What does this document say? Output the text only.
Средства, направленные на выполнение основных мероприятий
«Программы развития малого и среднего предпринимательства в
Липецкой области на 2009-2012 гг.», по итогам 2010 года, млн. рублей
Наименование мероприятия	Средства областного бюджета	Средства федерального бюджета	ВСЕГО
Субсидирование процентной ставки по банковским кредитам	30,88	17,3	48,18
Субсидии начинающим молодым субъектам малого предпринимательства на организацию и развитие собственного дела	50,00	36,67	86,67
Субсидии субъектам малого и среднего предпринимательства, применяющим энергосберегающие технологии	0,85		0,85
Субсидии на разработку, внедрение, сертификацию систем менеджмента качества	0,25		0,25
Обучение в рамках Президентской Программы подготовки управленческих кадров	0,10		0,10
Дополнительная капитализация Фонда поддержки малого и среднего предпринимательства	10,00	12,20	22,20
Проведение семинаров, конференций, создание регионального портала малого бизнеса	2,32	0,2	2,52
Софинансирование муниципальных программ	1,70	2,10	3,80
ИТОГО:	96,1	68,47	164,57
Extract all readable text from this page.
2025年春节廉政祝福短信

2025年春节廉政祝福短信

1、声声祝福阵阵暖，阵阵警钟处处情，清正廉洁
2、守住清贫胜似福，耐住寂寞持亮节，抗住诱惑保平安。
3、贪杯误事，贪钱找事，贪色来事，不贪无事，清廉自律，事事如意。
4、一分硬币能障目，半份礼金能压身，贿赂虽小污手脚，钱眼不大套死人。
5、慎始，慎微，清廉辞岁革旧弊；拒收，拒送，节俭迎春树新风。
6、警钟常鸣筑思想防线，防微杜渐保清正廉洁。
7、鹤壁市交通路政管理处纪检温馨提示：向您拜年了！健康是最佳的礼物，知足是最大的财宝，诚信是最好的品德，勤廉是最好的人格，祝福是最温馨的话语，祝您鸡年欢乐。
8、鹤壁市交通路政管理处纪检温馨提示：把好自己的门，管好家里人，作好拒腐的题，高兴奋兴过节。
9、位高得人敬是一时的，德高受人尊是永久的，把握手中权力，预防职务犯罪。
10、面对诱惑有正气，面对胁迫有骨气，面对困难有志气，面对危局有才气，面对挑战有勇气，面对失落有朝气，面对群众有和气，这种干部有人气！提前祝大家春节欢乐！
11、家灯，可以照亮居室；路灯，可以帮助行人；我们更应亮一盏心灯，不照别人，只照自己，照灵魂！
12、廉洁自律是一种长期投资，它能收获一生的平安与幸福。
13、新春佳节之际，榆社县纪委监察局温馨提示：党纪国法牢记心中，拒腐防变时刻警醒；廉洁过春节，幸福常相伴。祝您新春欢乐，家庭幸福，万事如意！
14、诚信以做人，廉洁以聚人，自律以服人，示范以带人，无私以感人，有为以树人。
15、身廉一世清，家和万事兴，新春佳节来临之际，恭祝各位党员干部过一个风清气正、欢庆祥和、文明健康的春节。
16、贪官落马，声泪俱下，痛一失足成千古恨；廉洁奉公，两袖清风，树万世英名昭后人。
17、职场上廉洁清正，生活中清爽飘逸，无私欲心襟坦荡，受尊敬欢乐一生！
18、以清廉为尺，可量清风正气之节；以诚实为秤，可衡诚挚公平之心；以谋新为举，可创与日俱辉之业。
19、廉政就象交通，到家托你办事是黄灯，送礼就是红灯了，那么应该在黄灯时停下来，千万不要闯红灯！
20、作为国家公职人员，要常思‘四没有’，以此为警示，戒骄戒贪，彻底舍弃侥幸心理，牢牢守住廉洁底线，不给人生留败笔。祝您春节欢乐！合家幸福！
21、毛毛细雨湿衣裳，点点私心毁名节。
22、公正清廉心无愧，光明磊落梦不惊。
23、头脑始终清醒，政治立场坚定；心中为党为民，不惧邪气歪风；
_ _ _ _
* **Set problem**: Read the lines above. Gather those in which the string "предпринимательства" is found.

* **The response**:
«Программы развития малого и среднего предпринимательства в
Субсидии начинающим молодым субъектам малого предпринимательства на организацию и развитие собственного дела	50,00	36,67	86,67
Субсидии субъектам малого и среднего предпринимательства, применяющим энергосберегающие технологии	0,85		0,85
Дополнительная капитализация Фонда поддержки малого и среднего предпринимательства	10,00	12,20	22,20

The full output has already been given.